Task to complete: Using the records below, please work out how many lines contain "tangga"; answer with the number alone.

Data entries
—————

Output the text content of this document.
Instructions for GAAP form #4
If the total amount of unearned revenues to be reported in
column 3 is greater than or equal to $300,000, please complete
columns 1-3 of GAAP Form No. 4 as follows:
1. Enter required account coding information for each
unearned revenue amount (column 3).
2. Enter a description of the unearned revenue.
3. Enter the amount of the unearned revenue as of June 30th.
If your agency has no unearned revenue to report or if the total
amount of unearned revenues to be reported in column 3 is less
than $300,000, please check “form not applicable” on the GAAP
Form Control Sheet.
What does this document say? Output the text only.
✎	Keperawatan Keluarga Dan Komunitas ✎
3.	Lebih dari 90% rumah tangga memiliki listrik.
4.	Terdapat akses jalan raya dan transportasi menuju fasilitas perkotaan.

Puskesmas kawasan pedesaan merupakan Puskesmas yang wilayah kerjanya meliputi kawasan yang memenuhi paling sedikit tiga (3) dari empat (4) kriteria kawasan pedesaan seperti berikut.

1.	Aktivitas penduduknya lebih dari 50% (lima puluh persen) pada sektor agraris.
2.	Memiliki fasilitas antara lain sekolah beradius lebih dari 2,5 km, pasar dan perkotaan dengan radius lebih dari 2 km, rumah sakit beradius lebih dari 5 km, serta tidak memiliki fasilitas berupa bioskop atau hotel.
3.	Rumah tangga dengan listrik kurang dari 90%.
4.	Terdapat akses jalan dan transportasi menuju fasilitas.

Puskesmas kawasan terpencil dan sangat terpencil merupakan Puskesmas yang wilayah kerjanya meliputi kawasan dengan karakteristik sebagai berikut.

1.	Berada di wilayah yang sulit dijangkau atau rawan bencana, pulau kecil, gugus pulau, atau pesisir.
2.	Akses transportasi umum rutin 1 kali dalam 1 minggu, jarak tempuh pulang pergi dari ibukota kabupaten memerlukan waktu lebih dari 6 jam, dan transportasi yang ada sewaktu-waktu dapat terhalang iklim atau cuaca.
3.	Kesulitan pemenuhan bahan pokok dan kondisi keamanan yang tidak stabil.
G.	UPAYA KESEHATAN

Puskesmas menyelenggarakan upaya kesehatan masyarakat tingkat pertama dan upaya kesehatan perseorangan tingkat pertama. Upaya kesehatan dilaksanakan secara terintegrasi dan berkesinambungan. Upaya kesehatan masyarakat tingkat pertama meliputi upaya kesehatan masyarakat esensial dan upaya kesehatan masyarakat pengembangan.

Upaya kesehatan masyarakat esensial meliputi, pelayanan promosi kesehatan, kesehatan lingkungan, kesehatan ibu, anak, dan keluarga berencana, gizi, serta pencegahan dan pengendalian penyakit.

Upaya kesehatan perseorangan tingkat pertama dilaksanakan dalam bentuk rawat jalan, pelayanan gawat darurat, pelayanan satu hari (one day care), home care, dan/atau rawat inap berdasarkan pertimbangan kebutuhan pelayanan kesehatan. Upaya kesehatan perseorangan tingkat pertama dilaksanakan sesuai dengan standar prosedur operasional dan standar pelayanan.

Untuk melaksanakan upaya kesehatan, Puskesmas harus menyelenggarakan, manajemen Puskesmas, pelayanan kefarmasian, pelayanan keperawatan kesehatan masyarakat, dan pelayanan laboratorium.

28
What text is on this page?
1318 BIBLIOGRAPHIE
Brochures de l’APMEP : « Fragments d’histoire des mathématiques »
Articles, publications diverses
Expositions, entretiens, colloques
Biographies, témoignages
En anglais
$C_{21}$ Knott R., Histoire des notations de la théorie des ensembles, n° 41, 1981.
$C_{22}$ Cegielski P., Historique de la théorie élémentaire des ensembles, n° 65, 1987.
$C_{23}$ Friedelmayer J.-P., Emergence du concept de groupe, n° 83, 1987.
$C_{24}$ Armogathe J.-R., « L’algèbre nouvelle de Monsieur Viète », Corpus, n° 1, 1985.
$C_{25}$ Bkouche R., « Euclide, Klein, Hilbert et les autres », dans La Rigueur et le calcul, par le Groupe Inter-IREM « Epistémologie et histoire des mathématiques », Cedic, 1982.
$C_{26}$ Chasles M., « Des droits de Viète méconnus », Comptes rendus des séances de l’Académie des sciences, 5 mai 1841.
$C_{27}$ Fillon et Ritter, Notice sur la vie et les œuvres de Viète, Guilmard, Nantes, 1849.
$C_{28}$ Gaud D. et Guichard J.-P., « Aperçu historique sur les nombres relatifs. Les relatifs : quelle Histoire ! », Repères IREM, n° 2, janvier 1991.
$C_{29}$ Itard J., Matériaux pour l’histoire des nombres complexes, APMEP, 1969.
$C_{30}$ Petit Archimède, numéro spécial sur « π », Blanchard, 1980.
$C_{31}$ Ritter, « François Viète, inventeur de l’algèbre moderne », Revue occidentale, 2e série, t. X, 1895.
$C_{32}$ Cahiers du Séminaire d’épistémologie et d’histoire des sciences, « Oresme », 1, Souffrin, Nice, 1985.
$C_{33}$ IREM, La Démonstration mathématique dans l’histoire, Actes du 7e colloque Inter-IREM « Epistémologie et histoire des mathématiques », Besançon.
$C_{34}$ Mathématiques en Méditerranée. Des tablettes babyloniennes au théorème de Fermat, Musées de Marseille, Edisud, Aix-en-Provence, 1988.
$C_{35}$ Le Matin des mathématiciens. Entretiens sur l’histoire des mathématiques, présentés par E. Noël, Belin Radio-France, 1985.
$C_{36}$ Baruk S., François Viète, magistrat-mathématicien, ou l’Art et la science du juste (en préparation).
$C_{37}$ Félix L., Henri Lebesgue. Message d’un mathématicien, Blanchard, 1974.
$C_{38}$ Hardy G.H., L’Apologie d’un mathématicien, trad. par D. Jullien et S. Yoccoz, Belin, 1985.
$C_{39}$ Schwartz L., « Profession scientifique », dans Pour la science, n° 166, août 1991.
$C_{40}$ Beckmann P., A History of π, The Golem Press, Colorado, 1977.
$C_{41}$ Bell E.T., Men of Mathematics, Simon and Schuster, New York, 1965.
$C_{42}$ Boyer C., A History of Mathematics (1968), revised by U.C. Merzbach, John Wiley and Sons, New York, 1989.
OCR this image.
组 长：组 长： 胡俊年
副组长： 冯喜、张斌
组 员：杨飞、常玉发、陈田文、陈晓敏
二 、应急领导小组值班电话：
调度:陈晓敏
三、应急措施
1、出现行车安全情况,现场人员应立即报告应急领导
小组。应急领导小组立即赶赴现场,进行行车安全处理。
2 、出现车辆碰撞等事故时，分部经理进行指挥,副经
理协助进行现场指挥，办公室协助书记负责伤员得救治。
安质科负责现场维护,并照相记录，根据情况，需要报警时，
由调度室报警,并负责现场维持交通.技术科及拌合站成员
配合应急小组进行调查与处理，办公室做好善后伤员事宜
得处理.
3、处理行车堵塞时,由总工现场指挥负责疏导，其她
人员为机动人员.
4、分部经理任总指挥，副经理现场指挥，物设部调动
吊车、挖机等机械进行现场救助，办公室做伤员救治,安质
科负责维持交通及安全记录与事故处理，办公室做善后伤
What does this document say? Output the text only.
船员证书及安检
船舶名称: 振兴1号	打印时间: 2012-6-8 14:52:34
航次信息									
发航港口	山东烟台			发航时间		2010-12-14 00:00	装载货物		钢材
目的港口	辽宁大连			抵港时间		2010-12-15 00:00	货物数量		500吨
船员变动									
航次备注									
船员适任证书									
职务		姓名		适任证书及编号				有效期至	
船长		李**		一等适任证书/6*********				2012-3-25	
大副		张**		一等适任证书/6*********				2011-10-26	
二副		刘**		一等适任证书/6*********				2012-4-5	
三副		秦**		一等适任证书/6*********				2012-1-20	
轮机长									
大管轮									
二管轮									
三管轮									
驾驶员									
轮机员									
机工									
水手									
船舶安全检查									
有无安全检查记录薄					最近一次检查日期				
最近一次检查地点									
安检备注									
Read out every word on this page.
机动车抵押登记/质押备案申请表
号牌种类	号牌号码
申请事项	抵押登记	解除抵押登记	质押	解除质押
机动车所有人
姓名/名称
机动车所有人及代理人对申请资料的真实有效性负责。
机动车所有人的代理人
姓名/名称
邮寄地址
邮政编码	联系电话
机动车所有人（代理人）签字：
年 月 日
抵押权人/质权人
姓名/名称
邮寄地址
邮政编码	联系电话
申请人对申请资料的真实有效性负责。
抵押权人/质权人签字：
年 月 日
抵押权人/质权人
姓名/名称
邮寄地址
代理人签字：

—————

Exercise output: 2